--- begin Data for this task ---

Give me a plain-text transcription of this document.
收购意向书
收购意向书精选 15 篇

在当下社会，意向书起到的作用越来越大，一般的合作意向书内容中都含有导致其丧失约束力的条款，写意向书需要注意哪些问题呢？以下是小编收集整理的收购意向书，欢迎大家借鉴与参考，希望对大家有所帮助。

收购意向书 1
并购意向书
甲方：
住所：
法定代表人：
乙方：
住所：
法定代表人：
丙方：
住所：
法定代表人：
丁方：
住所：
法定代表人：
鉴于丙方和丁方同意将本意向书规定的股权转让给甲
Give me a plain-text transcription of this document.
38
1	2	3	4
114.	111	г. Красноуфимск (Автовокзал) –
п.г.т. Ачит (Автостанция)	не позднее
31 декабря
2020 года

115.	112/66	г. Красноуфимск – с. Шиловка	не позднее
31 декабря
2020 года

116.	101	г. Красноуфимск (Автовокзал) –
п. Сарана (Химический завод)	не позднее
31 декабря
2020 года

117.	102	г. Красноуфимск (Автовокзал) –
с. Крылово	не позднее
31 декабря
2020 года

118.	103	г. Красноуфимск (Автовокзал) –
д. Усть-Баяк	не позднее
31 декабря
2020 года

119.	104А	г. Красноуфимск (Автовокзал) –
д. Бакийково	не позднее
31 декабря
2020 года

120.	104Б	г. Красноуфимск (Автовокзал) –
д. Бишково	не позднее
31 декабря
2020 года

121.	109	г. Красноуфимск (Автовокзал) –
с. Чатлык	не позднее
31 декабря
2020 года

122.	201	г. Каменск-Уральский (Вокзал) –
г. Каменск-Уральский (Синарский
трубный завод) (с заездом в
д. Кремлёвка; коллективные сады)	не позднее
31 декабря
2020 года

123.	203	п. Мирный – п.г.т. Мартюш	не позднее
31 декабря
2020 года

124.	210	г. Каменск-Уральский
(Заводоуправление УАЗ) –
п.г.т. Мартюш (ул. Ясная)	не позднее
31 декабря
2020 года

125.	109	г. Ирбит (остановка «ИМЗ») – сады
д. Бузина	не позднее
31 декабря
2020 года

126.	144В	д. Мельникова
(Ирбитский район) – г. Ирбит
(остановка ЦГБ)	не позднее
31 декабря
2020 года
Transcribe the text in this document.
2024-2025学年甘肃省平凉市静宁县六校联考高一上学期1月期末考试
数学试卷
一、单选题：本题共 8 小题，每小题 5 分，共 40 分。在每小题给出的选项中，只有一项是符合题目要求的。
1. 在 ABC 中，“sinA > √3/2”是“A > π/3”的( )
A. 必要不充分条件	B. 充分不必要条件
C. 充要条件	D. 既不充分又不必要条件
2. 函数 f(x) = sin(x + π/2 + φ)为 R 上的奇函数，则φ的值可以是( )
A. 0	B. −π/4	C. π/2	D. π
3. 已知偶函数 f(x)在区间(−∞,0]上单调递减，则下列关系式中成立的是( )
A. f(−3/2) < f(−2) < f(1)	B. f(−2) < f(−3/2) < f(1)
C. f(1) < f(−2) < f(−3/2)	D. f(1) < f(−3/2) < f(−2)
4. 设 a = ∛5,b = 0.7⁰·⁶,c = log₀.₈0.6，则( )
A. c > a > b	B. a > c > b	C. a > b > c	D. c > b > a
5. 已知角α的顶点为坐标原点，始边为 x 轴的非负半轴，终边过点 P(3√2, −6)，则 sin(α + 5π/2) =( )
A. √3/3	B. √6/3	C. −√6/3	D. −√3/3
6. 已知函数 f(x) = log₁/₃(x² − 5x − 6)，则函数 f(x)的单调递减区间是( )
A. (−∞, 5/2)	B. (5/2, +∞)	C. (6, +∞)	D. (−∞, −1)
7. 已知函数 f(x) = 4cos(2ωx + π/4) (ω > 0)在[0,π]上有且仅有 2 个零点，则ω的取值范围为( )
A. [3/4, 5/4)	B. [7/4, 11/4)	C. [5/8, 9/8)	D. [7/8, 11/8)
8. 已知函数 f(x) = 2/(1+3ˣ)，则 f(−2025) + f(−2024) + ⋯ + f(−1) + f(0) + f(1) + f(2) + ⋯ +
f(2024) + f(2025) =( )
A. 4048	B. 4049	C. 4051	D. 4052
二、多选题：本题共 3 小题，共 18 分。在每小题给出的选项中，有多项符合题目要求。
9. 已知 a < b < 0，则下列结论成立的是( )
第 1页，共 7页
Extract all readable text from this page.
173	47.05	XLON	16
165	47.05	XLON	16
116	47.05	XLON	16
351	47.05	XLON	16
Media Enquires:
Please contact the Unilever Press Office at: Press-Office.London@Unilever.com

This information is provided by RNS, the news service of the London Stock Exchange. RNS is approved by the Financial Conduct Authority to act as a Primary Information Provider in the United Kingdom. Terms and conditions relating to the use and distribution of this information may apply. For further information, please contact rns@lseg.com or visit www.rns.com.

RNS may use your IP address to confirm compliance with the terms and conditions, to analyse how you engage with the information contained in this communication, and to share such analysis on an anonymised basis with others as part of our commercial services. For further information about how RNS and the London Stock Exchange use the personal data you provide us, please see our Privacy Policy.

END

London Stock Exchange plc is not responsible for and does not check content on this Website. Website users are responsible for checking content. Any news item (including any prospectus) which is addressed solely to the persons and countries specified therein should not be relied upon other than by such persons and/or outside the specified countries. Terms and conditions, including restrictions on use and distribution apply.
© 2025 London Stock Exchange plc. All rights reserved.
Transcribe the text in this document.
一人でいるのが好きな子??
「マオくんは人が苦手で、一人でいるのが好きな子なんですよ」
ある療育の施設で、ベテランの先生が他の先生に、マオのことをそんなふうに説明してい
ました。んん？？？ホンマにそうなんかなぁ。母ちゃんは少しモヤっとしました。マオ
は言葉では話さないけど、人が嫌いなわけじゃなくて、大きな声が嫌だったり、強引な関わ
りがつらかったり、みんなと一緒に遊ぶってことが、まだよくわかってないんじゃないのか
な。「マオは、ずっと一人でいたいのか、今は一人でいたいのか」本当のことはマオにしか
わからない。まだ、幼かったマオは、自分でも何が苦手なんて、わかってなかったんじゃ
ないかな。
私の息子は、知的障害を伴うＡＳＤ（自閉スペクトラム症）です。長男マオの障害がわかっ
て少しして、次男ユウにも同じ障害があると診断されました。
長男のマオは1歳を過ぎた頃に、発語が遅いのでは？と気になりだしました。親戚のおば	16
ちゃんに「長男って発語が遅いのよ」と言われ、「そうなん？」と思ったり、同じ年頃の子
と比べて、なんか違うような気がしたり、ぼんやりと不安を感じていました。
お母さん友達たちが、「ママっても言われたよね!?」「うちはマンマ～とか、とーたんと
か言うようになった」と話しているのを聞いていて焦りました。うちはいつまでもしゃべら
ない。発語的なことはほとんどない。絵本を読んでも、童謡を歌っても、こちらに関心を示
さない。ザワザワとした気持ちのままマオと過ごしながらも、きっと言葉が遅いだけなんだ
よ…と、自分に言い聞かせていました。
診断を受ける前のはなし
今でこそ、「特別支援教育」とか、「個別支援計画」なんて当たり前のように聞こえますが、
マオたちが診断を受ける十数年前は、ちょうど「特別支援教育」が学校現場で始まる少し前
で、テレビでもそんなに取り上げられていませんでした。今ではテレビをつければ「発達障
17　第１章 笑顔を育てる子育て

--- end Data for this task ---

● **Written instruction**
Scan the lines above for "сады", then copy every one that has it.

● **Answer for the task**
д. Кремлёвка; коллективные сады)	не позднее
125.	109	г. Ирбит (остановка «ИМЗ») – сады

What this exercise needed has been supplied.